Problem description: Word for word, copy all the data and drop the pictures.

*** Records for the task

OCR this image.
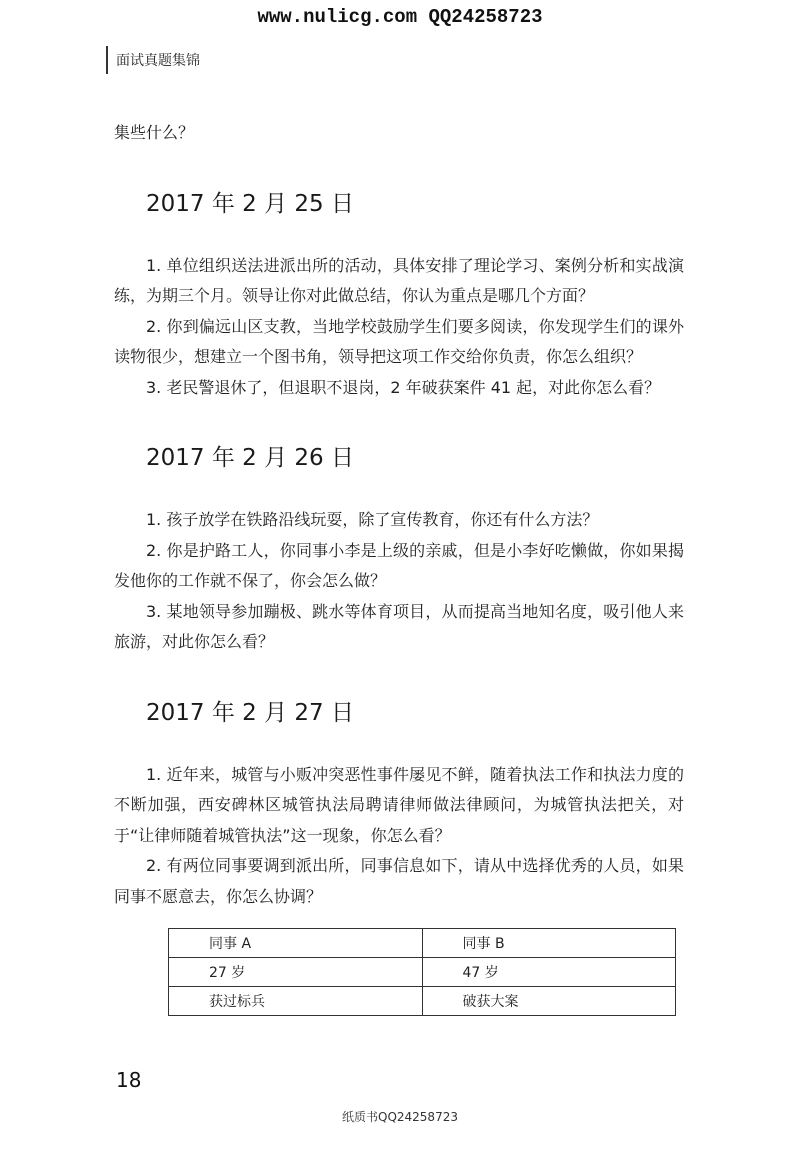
www.nulicg.com QQ24258723
面试真题集锦

集些什么？

2017 年 2 月 25 日

1. 单位组织送法进派出所的活动，具体安排了理论学习、案例分析和实战演练，为期三个月。领导让你对此做总结，你认为重点是哪几个方面？

2. 你到偏远山区支教，当地学校鼓励学生们要多阅读，你发现学生们的课外读物很少，想建立一个图书角，领导把这项工作交给你负责，你怎么组织？

3. 老民警退休了，但退职不退岗，2 年破获案件 41 起，对此你怎么看？

2017 年 2 月 26 日

1. 孩子放学在铁路沿线玩耍，除了宣传教育，你还有什么方法？

2. 你是护路工人，你同事小李是上级的亲戚，但是小李好吃懒做，你如果揭发他你的工作就不保了，你会怎么做？

3. 某地领导参加蹦极、跳水等体育项目，从而提高当地知名度，吸引他人来旅游，对此你怎么看？

2017 年 2 月 27 日

1. 近年来，城管与小贩冲突恶性事件屡见不鲜，随着执法工作和执法力度的不断加强，西安碑林区城管执法局聘请律师做法律顾问，为城管执法把关，对于“让律师随着城管执法”这一现象，你怎么看？

2. 有两位同事要调到派出所，同事信息如下，请从中选择优秀的人员，如果同事不愿意去，你怎么协调？

同事 A	同事 B
27 岁	47 岁
获过标兵	破获大案
18
纸质书QQ24258723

******

Exercise output:
OCR this image.
www.nulicg.com QQ24258723
面试真题集锦

集些什么？

2017 年 2 月 25 日

1. 单位组织送法进派出所的活动，具体安排了理论学习、案例分析和实战演练，为期三个月。领导让你对此做总结，你认为重点是哪几个方面？

2. 你到偏远山区支教，当地学校鼓励学生们要多阅读，你发现学生们的课外读物很少，想建立一个图书角，领导把这项工作交给你负责，你怎么组织？

3. 老民警退休了，但退职不退岗，2 年破获案件 41 起，对此你怎么看？

2017 年 2 月 26 日

1. 孩子放学在铁路沿线玩耍，除了宣传教育，你还有什么方法？

2. 你是护路工人，你同事小李是上级的亲戚，但是小李好吃懒做，你如果揭发他你的工作就不保了，你会怎么做？

3. 某地领导参加蹦极、跳水等体育项目，从而提高当地知名度，吸引他人来旅游，对此你怎么看？

2017 年 2 月 27 日

1. 近年来，城管与小贩冲突恶性事件屡见不鲜，随着执法工作和执法力度的不断加强，西安碑林区城管执法局聘请律师做法律顾问，为城管执法把关，对于“让律师随着城管执法”这一现象，你怎么看？

2. 有两位同事要调到派出所，同事信息如下，请从中选择优秀的人员，如果同事不愿意去，你怎么协调？

同事 A	同事 B
27 岁	47 岁
获过标兵	破获大案
18
纸质书QQ24258723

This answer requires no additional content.